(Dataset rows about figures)
[start]
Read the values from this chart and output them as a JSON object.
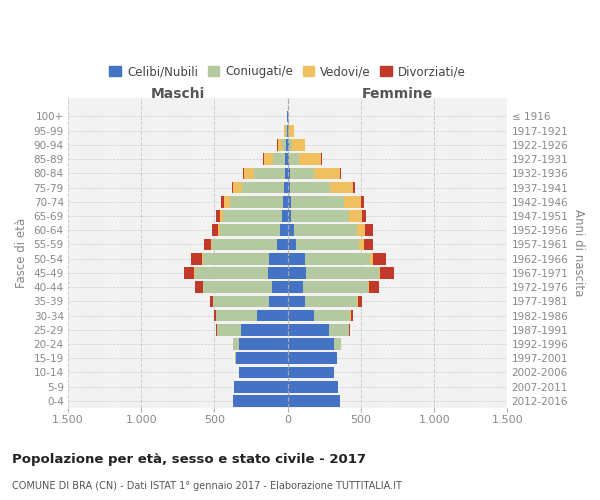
{
  "age_groups": [
    "0-4",
    "5-9",
    "10-14",
    "15-19",
    "20-24",
    "25-29",
    "30-34",
    "35-39",
    "40-44",
    "45-49",
    "50-54",
    "55-59",
    "60-64",
    "65-69",
    "70-74",
    "75-79",
    "80-84",
    "85-89",
    "90-94",
    "95-99",
    "100+"
  ],
  "birth_years": [
    "2012-2016",
    "2007-2011",
    "2002-2006",
    "1997-2001",
    "1992-1996",
    "1987-1991",
    "1982-1986",
    "1977-1981",
    "1972-1976",
    "1967-1971",
    "1962-1966",
    "1957-1961",
    "1952-1956",
    "1947-1951",
    "1942-1946",
    "1937-1941",
    "1932-1936",
    "1927-1931",
    "1922-1926",
    "1917-1921",
    "≤ 1916"
  ],
  "colors": {
    "celibi": "#4472c4",
    "coniugati": "#b5c9a0",
    "vedovi": "#f0c060",
    "divorziati": "#c0392b"
  },
  "maschi": {
    "celibi": [
      375,
      365,
      335,
      355,
      335,
      320,
      210,
      130,
      110,
      135,
      125,
      75,
      55,
      40,
      35,
      25,
      20,
      15,
      10,
      5,
      2
    ],
    "coniugati": [
      0,
      0,
      0,
      5,
      40,
      165,
      280,
      380,
      465,
      500,
      455,
      440,
      410,
      400,
      360,
      290,
      210,
      85,
      30,
      8,
      0
    ],
    "vedovi": [
      0,
      0,
      0,
      0,
      0,
      0,
      1,
      1,
      2,
      3,
      5,
      7,
      12,
      22,
      38,
      55,
      70,
      65,
      28,
      12,
      0
    ],
    "divorziati": [
      0,
      0,
      0,
      0,
      0,
      5,
      14,
      22,
      55,
      68,
      75,
      50,
      42,
      28,
      20,
      12,
      8,
      5,
      2,
      0,
      0
    ]
  },
  "femmine": {
    "celibi": [
      360,
      345,
      315,
      335,
      315,
      285,
      178,
      115,
      105,
      125,
      115,
      55,
      45,
      25,
      22,
      15,
      15,
      10,
      10,
      4,
      2
    ],
    "coniugati": [
      0,
      0,
      0,
      5,
      50,
      135,
      250,
      360,
      445,
      495,
      445,
      435,
      430,
      395,
      365,
      275,
      165,
      65,
      22,
      5,
      0
    ],
    "vedovi": [
      0,
      0,
      0,
      0,
      0,
      0,
      1,
      2,
      6,
      13,
      22,
      32,
      55,
      85,
      115,
      155,
      175,
      155,
      85,
      32,
      2
    ],
    "divorziati": [
      0,
      0,
      2,
      0,
      2,
      5,
      15,
      28,
      65,
      92,
      92,
      62,
      52,
      28,
      20,
      14,
      10,
      5,
      2,
      0,
      0
    ]
  },
  "title": "Popolazione per età, sesso e stato civile - 2017",
  "subtitle": "COMUNE DI BRA (CN) - Dati ISTAT 1° gennaio 2017 - Elaborazione TUTTITALIA.IT",
  "ylabel_left": "Fasce di età",
  "ylabel_right": "Anni di nascita",
  "xlabel_left": "Maschi",
  "xlabel_right": "Femmine",
  "xlim": 1500,
  "xtick_positions": [
    -1500,
    -1000,
    -500,
    0,
    500,
    1000,
    1500
  ],
  "xtick_labels": [
    "1.500",
    "1.000",
    "500",
    "0",
    "500",
    "1.000",
    "1.500"
  ],
  "legend_labels": [
    "Celibi/Nubili",
    "Coniugati/e",
    "Vedovi/e",
    "Divorziati/e"
  ],
  "bg_color": "#f2f2f2"
}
[end]
#### Task instructions:
Can you retype every record above exactly, leaving out the pictures?

#### Output:
Read the values from this chart and output them as a JSON object.
{
  "age_groups": [
    "0-4",
    "5-9",
    "10-14",
    "15-19",
    "20-24",
    "25-29",
    "30-34",
    "35-39",
    "40-44",
    "45-49",
    "50-54",
    "55-59",
    "60-64",
    "65-69",
    "70-74",
    "75-79",
    "80-84",
    "85-89",
    "90-94",
    "95-99",
    "100+"
  ],
  "birth_years": [
    "2012-2016",
    "2007-2011",
    "2002-2006",
    "1997-2001",
    "1992-1996",
    "1987-1991",
    "1982-1986",
    "1977-1981",
    "1972-1976",
    "1967-1971",
    "1962-1966",
    "1957-1961",
    "1952-1956",
    "1947-1951",
    "1942-1946",
    "1937-1941",
    "1932-1936",
    "1927-1931",
    "1922-1926",
    "1917-1921",
    "≤ 1916"
  ],
  "colors": {
    "celibi": "#4472c4",
    "coniugati": "#b5c9a0",
    "vedovi": "#f0c060",
    "divorziati": "#c0392b"
  },
  "maschi": {
    "celibi": [
      375,
      365,
      335,
      355,
      335,
      320,
      210,
      130,
      110,
      135,
      125,
      75,
      55,
      40,
      35,
      25,
      20,
      15,
      10,
      5,
      2
    ],
    "coniugati": [
      0,
      0,
      0,
      5,
      40,
      165,
      280,
      380,
      465,
      500,
      455,
      440,
      410,
      400,
      360,
      290,
      210,
      85,
      30,
      8,
      0
    ],
    "vedovi": [
      0,
      0,
      0,
      0,
      0,
      0,
      1,
      1,
      2,
      3,
      5,
      7,
      12,
      22,
      38,
      55,
      70,
      65,
      28,
      12,
      0
    ],
    "divorziati": [
      0,
      0,
      0,
      0,
      0,
      5,
      14,
      22,
      55,
      68,
      75,
      50,
      42,
      28,
      20,
      12,
      8,
      5,
      2,
      0,
      0
    ]
  },
  "femmine": {
    "celibi": [
      360,
      345,
      315,
      335,
      315,
      285,
      178,
      115,
      105,
      125,
      115,
      55,
      45,
      25,
      22,
      15,
      15,
      10,
      10,
      4,
      2
    ],
    "coniugati": [
      0,
      0,
      0,
      5,
      50,
      135,
      250,
      360,
      445,
      495,
      445,
      435,
      430,
      395,
      365,
      275,
      165,
      65,
      22,
      5,
      0
    ],
    "vedovi": [
      0,
      0,
      0,
      0,
      0,
      0,
      1,
      2,
      6,
      13,
      22,
      32,
      55,
      85,
      115,
      155,
      175,
      155,
      85,
      32,
      2
    ],
    "divorziati": [
      0,
      0,
      2,
      0,
      2,
      5,
      15,
      28,
      65,
      92,
      92,
      62,
      52,
      28,
      20,
      14,
      10,
      5,
      2,
      0,
      0
    ]
  },
  "title": "Popolazione per età, sesso e stato civile - 2017",
  "subtitle": "COMUNE DI BRA (CN) - Dati ISTAT 1° gennaio 2017 - Elaborazione TUTTITALIA.IT",
  "ylabel_left": "Fasce di età",
  "ylabel_right": "Anni di nascita",
  "xlabel_left": "Maschi",
  "xlabel_right": "Femmine",
  "xlim": 1500,
  "xtick_positions": [
    -1500,
    -1000,
    -500,
    0,
    500,
    1000,
    1500
  ],
  "xtick_labels": [
    "1.500",
    "1.000",
    "500",
    "0",
    "500",
    "1.000",
    "1.500"
  ],
  "legend_labels": [
    "Celibi/Nubili",
    "Coniugati/e",
    "Vedovi/e",
    "Divorziati/e"
  ],
  "bg_color": "#f2f2f2"
}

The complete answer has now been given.